* SET EXERCISE: Your task is to repeat the listing exactly.
Begin MATERIAL SHOWN
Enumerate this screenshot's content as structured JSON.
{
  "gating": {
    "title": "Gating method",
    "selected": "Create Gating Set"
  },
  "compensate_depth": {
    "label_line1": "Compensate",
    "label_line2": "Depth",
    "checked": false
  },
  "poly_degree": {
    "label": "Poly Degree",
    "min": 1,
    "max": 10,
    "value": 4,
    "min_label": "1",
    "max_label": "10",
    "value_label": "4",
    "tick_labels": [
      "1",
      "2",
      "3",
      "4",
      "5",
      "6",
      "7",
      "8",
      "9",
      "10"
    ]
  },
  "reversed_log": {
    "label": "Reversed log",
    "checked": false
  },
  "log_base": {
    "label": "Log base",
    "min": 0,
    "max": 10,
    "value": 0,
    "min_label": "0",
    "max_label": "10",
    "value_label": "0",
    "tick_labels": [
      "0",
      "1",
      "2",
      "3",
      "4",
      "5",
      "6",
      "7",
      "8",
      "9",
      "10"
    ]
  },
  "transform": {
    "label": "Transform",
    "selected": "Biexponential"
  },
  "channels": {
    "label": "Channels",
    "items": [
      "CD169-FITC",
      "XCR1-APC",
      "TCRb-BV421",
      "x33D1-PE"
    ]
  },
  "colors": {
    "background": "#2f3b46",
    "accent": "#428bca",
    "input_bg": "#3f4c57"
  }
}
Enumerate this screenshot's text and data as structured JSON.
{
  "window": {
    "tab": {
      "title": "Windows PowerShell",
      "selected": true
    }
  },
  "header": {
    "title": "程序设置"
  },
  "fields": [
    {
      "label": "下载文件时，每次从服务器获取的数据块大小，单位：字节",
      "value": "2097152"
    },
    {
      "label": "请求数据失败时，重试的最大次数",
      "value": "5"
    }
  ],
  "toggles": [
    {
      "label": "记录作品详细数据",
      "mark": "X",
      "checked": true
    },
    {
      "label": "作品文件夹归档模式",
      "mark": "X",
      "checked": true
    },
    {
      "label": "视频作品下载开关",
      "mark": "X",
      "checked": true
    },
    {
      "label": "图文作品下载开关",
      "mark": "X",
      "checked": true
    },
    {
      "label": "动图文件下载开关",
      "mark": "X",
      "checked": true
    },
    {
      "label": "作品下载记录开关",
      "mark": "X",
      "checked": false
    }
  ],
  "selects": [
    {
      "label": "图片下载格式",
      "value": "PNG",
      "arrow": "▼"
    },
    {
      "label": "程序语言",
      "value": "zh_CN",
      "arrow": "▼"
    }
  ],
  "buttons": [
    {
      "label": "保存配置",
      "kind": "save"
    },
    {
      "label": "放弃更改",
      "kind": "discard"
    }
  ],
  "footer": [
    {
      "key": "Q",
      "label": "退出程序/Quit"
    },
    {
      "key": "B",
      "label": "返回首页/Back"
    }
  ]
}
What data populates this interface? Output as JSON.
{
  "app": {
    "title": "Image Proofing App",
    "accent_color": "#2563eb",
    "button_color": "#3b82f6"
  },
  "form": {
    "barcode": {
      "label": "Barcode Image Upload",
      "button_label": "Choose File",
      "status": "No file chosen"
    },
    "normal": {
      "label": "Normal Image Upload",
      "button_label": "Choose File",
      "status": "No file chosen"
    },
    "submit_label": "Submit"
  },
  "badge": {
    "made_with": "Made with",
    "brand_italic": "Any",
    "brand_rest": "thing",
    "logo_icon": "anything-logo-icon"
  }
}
End MATERIAL SHOWN
* SOLUTION FOR THIS EXERCISE:
Enumerate this screenshot's content as structured JSON.
{
  "gating": {
    "title": "Gating method",
    "selected": "Create Gating Set"
  },
  "compensate_depth": {
    "label_line1": "Compensate",
    "label_line2": "Depth",
    "checked": false
  },
  "poly_degree": {
    "label": "Poly Degree",
    "min": 1,
    "max": 10,
    "value": 4,
    "min_label": "1",
    "max_label": "10",
    "value_label": "4",
    "tick_labels": [
      "1",
      "2",
      "3",
      "4",
      "5",
      "6",
      "7",
      "8",
      "9",
      "10"
    ]
  },
  "reversed_log": {
    "label": "Reversed log",
    "checked": false
  },
  "log_base": {
    "label": "Log base",
    "min": 0,
    "max": 10,
    "value": 0,
    "min_label": "0",
    "max_label": "10",
    "value_label": "0",
    "tick_labels": [
      "0",
      "1",
      "2",
      "3",
      "4",
      "5",
      "6",
      "7",
      "8",
      "9",
      "10"
    ]
  },
  "transform": {
    "label": "Transform",
    "selected": "Biexponential"
  },
  "channels": {
    "label": "Channels",
    "items": [
      "CD169-FITC",
      "XCR1-APC",
      "TCRb-BV421",
      "x33D1-PE"
    ]
  },
  "colors": {
    "background": "#2f3b46",
    "accent": "#428bca",
    "input_bg": "#3f4c57"
  }
}
Enumerate this screenshot's text and data as structured JSON.
{
  "window": {
    "tab": {
      "title": "Windows PowerShell",
      "selected": true
    }
  },
  "header": {
    "title": "程序设置"
  },
  "fields": [
    {
      "label": "下载文件时，每次从服务器获取的数据块大小，单位：字节",
      "value": "2097152"
    },
    {
      "label": "请求数据失败时，重试的最大次数",
      "value": "5"
    }
  ],
  "toggles": [
    {
      "label": "记录作品详细数据",
      "mark": "X",
      "checked": true
    },
    {
      "label": "作品文件夹归档模式",
      "mark": "X",
      "checked": true
    },
    {
      "label": "视频作品下载开关",
      "mark": "X",
      "checked": true
    },
    {
      "label": "图文作品下载开关",
      "mark": "X",
      "checked": true
    },
    {
      "label": "动图文件下载开关",
      "mark": "X",
      "checked": true
    },
    {
      "label": "作品下载记录开关",
      "mark": "X",
      "checked": false
    }
  ],
  "selects": [
    {
      "label": "图片下载格式",
      "value": "PNG",
      "arrow": "▼"
    },
    {
      "label": "程序语言",
      "value": "zh_CN",
      "arrow": "▼"
    }
  ],
  "buttons": [
    {
      "label": "保存配置",
      "kind": "save"
    },
    {
      "label": "放弃更改",
      "kind": "discard"
    }
  ],
  "footer": [
    {
      "key": "Q",
      "label": "退出程序/Quit"
    },
    {
      "key": "B",
      "label": "返回首页/Back"
    }
  ]
}
What data populates this interface? Output as JSON.
{
  "app": {
    "title": "Image Proofing App",
    "accent_color": "#2563eb",
    "button_color": "#3b82f6"
  },
  "form": {
    "barcode": {
      "label": "Barcode Image Upload",
      "button_label": "Choose File",
      "status": "No file chosen"
    },
    "normal": {
      "label": "Normal Image Upload",
      "button_label": "Choose File",
      "status": "No file chosen"
    },
    "submit_label": "Submit"
  },
  "badge": {
    "made_with": "Made with",
    "brand_italic": "Any",
    "brand_rest": "thing",
    "logo_icon": "anything-logo-icon"
  }
}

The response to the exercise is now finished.